Working data.
========
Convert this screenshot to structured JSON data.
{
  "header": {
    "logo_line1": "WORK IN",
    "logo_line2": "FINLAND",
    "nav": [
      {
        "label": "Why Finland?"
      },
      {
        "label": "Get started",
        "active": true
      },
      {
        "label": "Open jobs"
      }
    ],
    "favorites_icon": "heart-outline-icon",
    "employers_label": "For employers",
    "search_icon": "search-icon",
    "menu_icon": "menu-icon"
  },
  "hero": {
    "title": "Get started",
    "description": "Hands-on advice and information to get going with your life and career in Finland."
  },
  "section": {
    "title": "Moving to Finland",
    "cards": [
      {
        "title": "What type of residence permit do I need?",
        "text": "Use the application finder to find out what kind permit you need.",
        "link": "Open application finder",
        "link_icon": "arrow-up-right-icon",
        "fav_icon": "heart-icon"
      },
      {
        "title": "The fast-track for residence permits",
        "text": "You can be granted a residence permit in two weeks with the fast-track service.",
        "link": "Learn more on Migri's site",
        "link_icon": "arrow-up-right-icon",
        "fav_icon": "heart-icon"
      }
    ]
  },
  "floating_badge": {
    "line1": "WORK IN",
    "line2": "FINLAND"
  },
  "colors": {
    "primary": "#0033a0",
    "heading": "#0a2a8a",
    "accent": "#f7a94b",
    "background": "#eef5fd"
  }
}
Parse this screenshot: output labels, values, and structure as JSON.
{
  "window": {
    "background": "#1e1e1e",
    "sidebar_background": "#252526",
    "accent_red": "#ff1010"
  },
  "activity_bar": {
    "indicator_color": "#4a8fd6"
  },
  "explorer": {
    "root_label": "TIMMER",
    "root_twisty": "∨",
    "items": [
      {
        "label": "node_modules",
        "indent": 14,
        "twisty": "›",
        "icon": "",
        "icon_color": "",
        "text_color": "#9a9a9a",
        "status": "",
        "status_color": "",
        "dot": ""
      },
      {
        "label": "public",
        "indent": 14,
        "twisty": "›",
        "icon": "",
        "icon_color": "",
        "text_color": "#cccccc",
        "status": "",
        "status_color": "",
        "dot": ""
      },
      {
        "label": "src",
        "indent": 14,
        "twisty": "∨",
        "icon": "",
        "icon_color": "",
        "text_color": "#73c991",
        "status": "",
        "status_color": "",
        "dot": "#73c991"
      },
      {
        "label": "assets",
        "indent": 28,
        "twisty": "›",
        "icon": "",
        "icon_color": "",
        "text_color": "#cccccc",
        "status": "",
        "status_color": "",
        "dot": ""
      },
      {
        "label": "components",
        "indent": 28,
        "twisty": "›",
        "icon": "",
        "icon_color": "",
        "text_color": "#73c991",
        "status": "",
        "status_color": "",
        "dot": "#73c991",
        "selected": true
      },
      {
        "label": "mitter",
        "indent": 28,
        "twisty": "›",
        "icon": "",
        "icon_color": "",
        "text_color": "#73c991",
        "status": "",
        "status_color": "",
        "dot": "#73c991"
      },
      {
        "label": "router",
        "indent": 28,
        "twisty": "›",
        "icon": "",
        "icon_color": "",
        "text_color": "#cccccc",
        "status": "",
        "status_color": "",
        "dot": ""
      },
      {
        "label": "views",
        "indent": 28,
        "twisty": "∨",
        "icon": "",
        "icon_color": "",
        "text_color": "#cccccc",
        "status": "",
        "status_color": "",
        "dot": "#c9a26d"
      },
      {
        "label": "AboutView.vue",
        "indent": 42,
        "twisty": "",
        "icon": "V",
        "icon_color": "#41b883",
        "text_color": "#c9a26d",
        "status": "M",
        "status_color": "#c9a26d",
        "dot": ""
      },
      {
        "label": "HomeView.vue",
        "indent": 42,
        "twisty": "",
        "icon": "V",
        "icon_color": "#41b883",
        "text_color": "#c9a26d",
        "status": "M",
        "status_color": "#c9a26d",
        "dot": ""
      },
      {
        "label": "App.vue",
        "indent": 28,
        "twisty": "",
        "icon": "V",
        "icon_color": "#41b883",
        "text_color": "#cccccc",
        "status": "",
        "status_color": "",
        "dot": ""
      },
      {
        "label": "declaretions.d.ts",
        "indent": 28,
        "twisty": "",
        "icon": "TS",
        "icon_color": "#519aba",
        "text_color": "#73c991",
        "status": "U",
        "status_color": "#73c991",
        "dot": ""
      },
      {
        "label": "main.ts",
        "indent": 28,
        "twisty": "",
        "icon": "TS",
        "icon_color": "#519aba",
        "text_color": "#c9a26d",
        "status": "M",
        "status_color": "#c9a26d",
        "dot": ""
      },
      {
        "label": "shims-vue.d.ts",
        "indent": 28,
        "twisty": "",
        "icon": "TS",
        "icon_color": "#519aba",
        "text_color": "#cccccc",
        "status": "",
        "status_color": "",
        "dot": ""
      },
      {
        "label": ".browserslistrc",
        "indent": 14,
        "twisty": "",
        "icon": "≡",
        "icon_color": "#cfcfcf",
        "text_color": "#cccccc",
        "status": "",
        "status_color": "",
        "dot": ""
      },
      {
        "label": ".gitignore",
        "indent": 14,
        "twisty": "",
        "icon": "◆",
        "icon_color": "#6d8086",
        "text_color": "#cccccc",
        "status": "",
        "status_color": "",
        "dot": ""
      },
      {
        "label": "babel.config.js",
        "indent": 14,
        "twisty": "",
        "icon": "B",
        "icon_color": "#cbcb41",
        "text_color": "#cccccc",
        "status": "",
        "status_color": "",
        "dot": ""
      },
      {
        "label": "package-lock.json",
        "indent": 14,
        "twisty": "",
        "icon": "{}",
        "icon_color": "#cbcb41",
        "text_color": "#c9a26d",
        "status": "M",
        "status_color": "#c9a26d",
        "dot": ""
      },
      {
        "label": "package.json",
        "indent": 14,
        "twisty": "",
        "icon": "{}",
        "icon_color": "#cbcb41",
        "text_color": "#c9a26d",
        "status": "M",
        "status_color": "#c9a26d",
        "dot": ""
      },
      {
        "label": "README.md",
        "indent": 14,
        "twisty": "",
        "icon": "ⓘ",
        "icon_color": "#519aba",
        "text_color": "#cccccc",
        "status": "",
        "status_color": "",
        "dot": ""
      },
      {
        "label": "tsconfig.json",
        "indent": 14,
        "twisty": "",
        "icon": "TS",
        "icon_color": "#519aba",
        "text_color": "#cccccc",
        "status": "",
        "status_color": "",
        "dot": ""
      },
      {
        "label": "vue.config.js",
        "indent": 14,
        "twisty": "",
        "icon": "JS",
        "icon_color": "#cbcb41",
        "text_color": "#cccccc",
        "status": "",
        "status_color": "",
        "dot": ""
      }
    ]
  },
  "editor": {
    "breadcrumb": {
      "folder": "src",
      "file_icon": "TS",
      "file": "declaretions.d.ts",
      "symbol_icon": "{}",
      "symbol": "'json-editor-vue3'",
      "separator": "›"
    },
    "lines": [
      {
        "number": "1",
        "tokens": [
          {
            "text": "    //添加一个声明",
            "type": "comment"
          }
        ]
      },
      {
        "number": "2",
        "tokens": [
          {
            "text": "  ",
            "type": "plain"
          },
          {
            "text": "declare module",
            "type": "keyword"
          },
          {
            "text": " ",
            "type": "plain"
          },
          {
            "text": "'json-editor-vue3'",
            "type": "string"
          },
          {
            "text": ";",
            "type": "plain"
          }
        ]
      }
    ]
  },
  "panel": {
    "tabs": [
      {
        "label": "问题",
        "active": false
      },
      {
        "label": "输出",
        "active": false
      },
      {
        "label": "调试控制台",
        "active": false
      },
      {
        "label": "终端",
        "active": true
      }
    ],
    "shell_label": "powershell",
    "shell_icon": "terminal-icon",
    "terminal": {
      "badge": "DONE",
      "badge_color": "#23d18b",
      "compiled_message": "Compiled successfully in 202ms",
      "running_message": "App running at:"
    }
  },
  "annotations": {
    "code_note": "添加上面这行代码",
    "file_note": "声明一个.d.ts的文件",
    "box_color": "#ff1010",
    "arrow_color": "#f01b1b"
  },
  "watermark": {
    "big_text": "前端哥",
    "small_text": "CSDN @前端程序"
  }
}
========
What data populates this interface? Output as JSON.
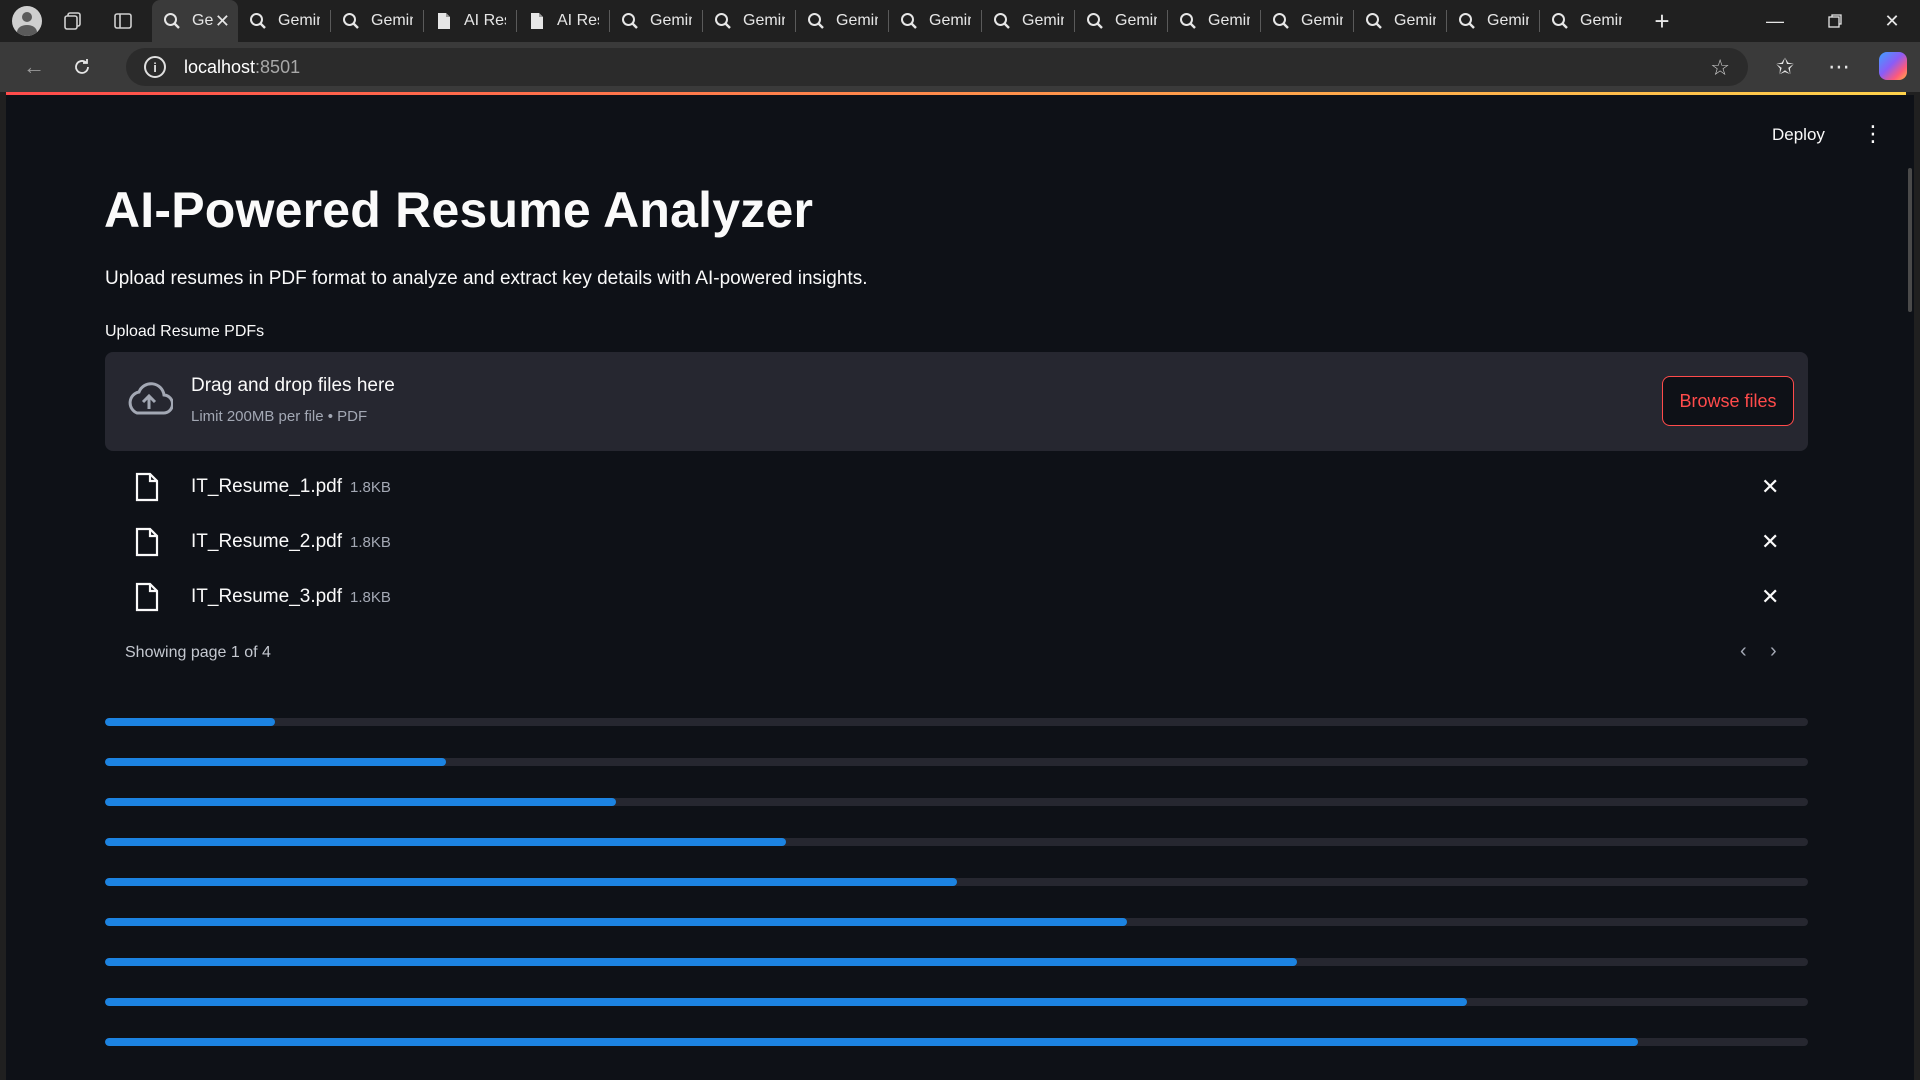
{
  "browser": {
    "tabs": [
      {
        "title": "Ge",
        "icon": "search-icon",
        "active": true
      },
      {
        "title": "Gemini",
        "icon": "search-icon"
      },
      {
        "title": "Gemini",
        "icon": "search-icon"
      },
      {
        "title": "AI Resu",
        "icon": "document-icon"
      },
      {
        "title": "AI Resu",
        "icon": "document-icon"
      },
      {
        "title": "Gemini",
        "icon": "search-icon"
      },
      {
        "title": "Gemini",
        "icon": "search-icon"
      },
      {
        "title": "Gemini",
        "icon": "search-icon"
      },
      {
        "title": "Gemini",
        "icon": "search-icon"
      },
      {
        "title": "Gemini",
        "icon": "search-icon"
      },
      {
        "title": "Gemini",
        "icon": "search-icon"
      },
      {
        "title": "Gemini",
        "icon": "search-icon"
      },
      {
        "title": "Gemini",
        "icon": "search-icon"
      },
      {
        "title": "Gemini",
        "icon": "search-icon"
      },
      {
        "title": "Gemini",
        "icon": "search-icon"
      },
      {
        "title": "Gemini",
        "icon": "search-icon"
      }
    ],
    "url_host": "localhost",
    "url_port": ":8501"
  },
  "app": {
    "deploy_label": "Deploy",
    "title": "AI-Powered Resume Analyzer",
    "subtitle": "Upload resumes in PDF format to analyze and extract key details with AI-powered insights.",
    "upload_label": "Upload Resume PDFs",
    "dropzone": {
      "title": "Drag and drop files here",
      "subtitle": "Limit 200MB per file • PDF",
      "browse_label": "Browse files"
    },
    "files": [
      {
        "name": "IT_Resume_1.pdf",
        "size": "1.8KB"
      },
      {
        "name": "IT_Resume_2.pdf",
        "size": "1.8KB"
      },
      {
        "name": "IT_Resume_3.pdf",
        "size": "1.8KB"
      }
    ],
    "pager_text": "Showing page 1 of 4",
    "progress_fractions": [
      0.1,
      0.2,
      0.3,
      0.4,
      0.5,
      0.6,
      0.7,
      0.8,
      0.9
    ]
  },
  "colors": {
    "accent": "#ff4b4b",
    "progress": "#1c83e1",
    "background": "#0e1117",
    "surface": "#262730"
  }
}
========
What the task asks.
Of the lines in the data above, how many contain the word "screenshot"? Give only that figure.

Expected output.
2